* **Entries**:

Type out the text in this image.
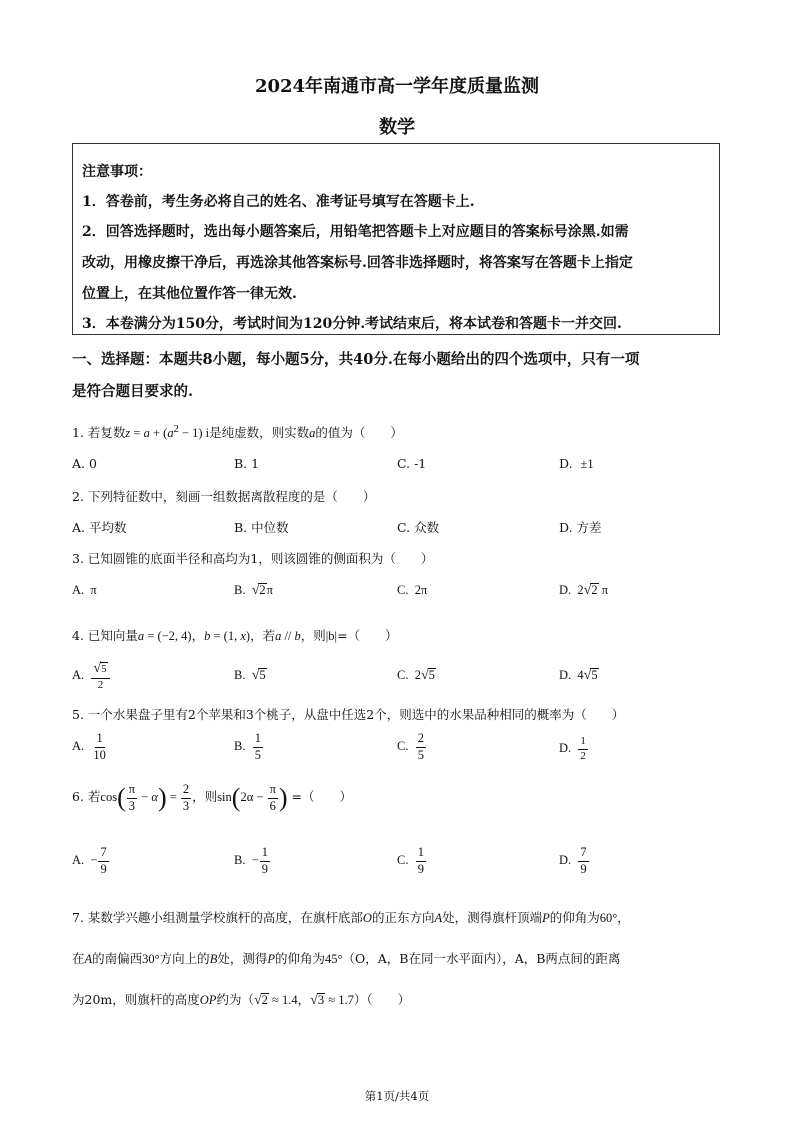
2024年南通市高一学年度质量监测
数学
注意事项：
1．答卷前，考生务必将自己的姓名、准考证号填写在答题卡上.
2．回答选择题时，选出每小题答案后，用铅笔把答题卡上对应题目的答案标号涂黑.如需
改动，用橡皮擦干净后，再选涂其他答案标号.回答非选择题时，将答案写在答题卡上指定
位置上，在其他位置作答一律无效.
3．本卷满分为150分，考试时间为120分钟.考试结束后，将本试卷和答题卡一并交回.
一、选择题：本题共8小题，每小题5分，共40分.在每小题给出的四个选项中，只有一项
是符合题目要求的.
1. 若复数$z = a + (a^2 - 1)$ i是纯虚数，则实数a的值为（　　）
A. 0	B. 1	C. -1	D. ±1
2. 下列特征数中，刻画一组数据离散程度的是（　　）
A. 平均数	B. 中位数	C. 众数	D. 方差
3. 已知圆锥的底面半径和高均为1，则该圆锥的侧面积为（　　）
A. π	B. √2π	C. 2π	D. 2√2 π
4. 已知向量a = (−2, 4)，b = (1, x)，若a // b，则|b|=（　　）
A. $\frac{√5}{2}$	B. √5	C. 2√5	D. 4√5
5. 一个水果盘子里有2个苹果和3个桃子，从盘中任选2个，则选中的水果品种相同的概率为（　　）
A. $\frac{1}{10}$	B. $\frac{1}{5}$	C. $\frac{2}{5}$	D. $\frac{1}{2}$
6. 若$\cos( \frac{\pi}{3} - \alpha) = \frac{2}{3}$ ，则$\sin(2\alpha - \frac{\pi}{6}$ ) =（　　）
A. − $\frac{7}{9}$	B. − $\frac{1}{9}$	C. $\frac{1}{9}$	D. $\frac{7}{9}$
7. 某数学兴趣小组测量学校旗杆的高度，在旗杆底部O的正东方向A处，测得旗杆顶端P的仰角为60°，
在A的南偏西30°方向上的B处，测得P的仰角为45°（O，A，B在同一水平面内），A，B两点间的距离
为20m，则旗杆的高度OP约为（√2 ≈ 1.4，√3 ≈ 1.7）（　　）
第1页/共4页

* **Required task**:
Pictures are not part of the copy; reproduce everything else in the records exactly.

* **Solution below**:
Type out the text in this image.
2024年南通市高一学年度质量监测
数学
注意事项：
1．答卷前，考生务必将自己的姓名、准考证号填写在答题卡上.
2．回答选择题时，选出每小题答案后，用铅笔把答题卡上对应题目的答案标号涂黑.如需
改动，用橡皮擦干净后，再选涂其他答案标号.回答非选择题时，将答案写在答题卡上指定
位置上，在其他位置作答一律无效.
3．本卷满分为150分，考试时间为120分钟.考试结束后，将本试卷和答题卡一并交回.
一、选择题：本题共8小题，每小题5分，共40分.在每小题给出的四个选项中，只有一项
是符合题目要求的.
1. 若复数$z = a + (a^2 - 1)$ i是纯虚数，则实数a的值为（　　）
A. 0	B. 1	C. -1	D. ±1
2. 下列特征数中，刻画一组数据离散程度的是（　　）
A. 平均数	B. 中位数	C. 众数	D. 方差
3. 已知圆锥的底面半径和高均为1，则该圆锥的侧面积为（　　）
A. π	B. √2π	C. 2π	D. 2√2 π
4. 已知向量a = (−2, 4)，b = (1, x)，若a // b，则|b|=（　　）
A. $\frac{√5}{2}$	B. √5	C. 2√5	D. 4√5
5. 一个水果盘子里有2个苹果和3个桃子，从盘中任选2个，则选中的水果品种相同的概率为（　　）
A. $\frac{1}{10}$	B. $\frac{1}{5}$	C. $\frac{2}{5}$	D. $\frac{1}{2}$
6. 若$\cos( \frac{\pi}{3} - \alpha) = \frac{2}{3}$ ，则$\sin(2\alpha - \frac{\pi}{6}$ ) =（　　）
A. − $\frac{7}{9}$	B. − $\frac{1}{9}$	C. $\frac{1}{9}$	D. $\frac{7}{9}$
7. 某数学兴趣小组测量学校旗杆的高度，在旗杆底部O的正东方向A处，测得旗杆顶端P的仰角为60°，
在A的南偏西30°方向上的B处，测得P的仰角为45°（O，A，B在同一水平面内），A，B两点间的距离
为20m，则旗杆的高度OP约为（√2 ≈ 1.4，√3 ≈ 1.7）（　　）
第1页/共4页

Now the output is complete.